>> BEGIN SUPPLIED RECORDS

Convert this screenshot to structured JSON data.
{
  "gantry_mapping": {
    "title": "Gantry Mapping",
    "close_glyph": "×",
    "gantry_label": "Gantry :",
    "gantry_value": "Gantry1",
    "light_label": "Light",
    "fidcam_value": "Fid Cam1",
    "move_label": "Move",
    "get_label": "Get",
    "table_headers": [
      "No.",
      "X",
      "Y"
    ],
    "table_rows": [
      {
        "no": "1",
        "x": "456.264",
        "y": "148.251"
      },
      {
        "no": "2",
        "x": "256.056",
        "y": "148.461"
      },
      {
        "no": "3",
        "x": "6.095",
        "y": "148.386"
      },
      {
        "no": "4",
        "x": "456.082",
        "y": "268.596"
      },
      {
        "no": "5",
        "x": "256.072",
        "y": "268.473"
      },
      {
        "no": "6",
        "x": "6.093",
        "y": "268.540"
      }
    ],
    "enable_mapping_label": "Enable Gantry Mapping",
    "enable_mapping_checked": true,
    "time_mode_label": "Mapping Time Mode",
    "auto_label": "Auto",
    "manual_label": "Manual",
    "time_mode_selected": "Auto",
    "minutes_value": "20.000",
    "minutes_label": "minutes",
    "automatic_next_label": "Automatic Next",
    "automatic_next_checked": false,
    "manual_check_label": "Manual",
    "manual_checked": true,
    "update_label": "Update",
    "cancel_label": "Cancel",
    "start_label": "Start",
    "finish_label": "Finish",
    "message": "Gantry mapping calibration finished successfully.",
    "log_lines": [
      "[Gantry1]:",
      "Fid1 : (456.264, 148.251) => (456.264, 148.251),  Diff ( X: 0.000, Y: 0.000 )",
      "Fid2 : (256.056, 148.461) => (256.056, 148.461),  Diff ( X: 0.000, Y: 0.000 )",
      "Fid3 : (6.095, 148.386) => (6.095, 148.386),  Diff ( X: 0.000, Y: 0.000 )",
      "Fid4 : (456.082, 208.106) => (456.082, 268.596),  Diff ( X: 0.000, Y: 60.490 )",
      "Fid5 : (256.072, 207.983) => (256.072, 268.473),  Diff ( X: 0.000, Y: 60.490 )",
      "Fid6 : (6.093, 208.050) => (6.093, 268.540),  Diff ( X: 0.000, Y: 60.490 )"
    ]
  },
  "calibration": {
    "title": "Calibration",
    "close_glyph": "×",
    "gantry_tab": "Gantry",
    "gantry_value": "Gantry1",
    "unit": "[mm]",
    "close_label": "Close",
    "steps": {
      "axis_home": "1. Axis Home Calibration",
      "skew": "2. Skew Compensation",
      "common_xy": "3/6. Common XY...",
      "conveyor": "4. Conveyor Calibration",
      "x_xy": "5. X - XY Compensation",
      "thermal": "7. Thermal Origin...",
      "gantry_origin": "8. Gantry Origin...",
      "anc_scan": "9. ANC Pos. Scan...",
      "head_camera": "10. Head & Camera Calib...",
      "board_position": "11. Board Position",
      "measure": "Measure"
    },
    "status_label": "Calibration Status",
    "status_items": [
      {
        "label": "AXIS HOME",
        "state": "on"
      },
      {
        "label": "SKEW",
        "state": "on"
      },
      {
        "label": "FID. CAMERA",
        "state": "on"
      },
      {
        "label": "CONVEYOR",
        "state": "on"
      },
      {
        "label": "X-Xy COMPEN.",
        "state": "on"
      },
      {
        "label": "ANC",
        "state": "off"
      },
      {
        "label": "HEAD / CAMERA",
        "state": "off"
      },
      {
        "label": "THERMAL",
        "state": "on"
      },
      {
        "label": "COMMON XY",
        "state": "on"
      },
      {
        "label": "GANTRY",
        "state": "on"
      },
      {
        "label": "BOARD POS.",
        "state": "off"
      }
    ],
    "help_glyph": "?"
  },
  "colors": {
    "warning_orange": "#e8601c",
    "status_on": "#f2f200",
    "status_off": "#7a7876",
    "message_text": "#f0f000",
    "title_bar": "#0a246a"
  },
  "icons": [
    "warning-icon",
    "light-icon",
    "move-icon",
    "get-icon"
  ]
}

>> END SUPPLIED RECORDS

§ **SHORT PROBLEM**
Copy out each line exactly.

§ **WRITTEN ANSWER**
Convert this screenshot to structured JSON data.
{
  "gantry_mapping": {
    "title": "Gantry Mapping",
    "close_glyph": "×",
    "gantry_label": "Gantry :",
    "gantry_value": "Gantry1",
    "light_label": "Light",
    "fidcam_value": "Fid Cam1",
    "move_label": "Move",
    "get_label": "Get",
    "table_headers": [
      "No.",
      "X",
      "Y"
    ],
    "table_rows": [
      {
        "no": "1",
        "x": "456.264",
        "y": "148.251"
      },
      {
        "no": "2",
        "x": "256.056",
        "y": "148.461"
      },
      {
        "no": "3",
        "x": "6.095",
        "y": "148.386"
      },
      {
        "no": "4",
        "x": "456.082",
        "y": "268.596"
      },
      {
        "no": "5",
        "x": "256.072",
        "y": "268.473"
      },
      {
        "no": "6",
        "x": "6.093",
        "y": "268.540"
      }
    ],
    "enable_mapping_label": "Enable Gantry Mapping",
    "enable_mapping_checked": true,
    "time_mode_label": "Mapping Time Mode",
    "auto_label": "Auto",
    "manual_label": "Manual",
    "time_mode_selected": "Auto",
    "minutes_value": "20.000",
    "minutes_label": "minutes",
    "automatic_next_label": "Automatic Next",
    "automatic_next_checked": false,
    "manual_check_label": "Manual",
    "manual_checked": true,
    "update_label": "Update",
    "cancel_label": "Cancel",
    "start_label": "Start",
    "finish_label": "Finish",
    "message": "Gantry mapping calibration finished successfully.",
    "log_lines": [
      "[Gantry1]:",
      "Fid1 : (456.264, 148.251) => (456.264, 148.251),  Diff ( X: 0.000, Y: 0.000 )",
      "Fid2 : (256.056, 148.461) => (256.056, 148.461),  Diff ( X: 0.000, Y: 0.000 )",
      "Fid3 : (6.095, 148.386) => (6.095, 148.386),  Diff ( X: 0.000, Y: 0.000 )",
      "Fid4 : (456.082, 208.106) => (456.082, 268.596),  Diff ( X: 0.000, Y: 60.490 )",
      "Fid5 : (256.072, 207.983) => (256.072, 268.473),  Diff ( X: 0.000, Y: 60.490 )",
      "Fid6 : (6.093, 208.050) => (6.093, 268.540),  Diff ( X: 0.000, Y: 60.490 )"
    ]
  },
  "calibration": {
    "title": "Calibration",
    "close_glyph": "×",
    "gantry_tab": "Gantry",
    "gantry_value": "Gantry1",
    "unit": "[mm]",
    "close_label": "Close",
    "steps": {
      "axis_home": "1. Axis Home Calibration",
      "skew": "2. Skew Compensation",
      "common_xy": "3/6. Common XY...",
      "conveyor": "4. Conveyor Calibration",
      "x_xy": "5. X - XY Compensation",
      "thermal": "7. Thermal Origin...",
      "gantry_origin": "8. Gantry Origin...",
      "anc_scan": "9. ANC Pos. Scan...",
      "head_camera": "10. Head & Camera Calib...",
      "board_position": "11. Board Position",
      "measure": "Measure"
    },
    "status_label": "Calibration Status",
    "status_items": [
      {
        "label": "AXIS HOME",
        "state": "on"
      },
      {
        "label": "SKEW",
        "state": "on"
      },
      {
        "label": "FID. CAMERA",
        "state": "on"
      },
      {
        "label": "CONVEYOR",
        "state": "on"
      },
      {
        "label": "X-Xy COMPEN.",
        "state": "on"
      },
      {
        "label": "ANC",
        "state": "off"
      },
      {
        "label": "HEAD / CAMERA",
        "state": "off"
      },
      {
        "label": "THERMAL",
        "state": "on"
      },
      {
        "label": "COMMON XY",
        "state": "on"
      },
      {
        "label": "GANTRY",
        "state": "on"
      },
      {
        "label": "BOARD POS.",
        "state": "off"
      }
    ],
    "help_glyph": "?"
  },
  "colors": {
    "warning_orange": "#e8601c",
    "status_on": "#f2f200",
    "status_off": "#7a7876",
    "message_text": "#f0f000",
    "title_bar": "#0a246a"
  },
  "icons": [
    "warning-icon",
    "light-icon",
    "move-icon",
    "get-icon"
  ]
}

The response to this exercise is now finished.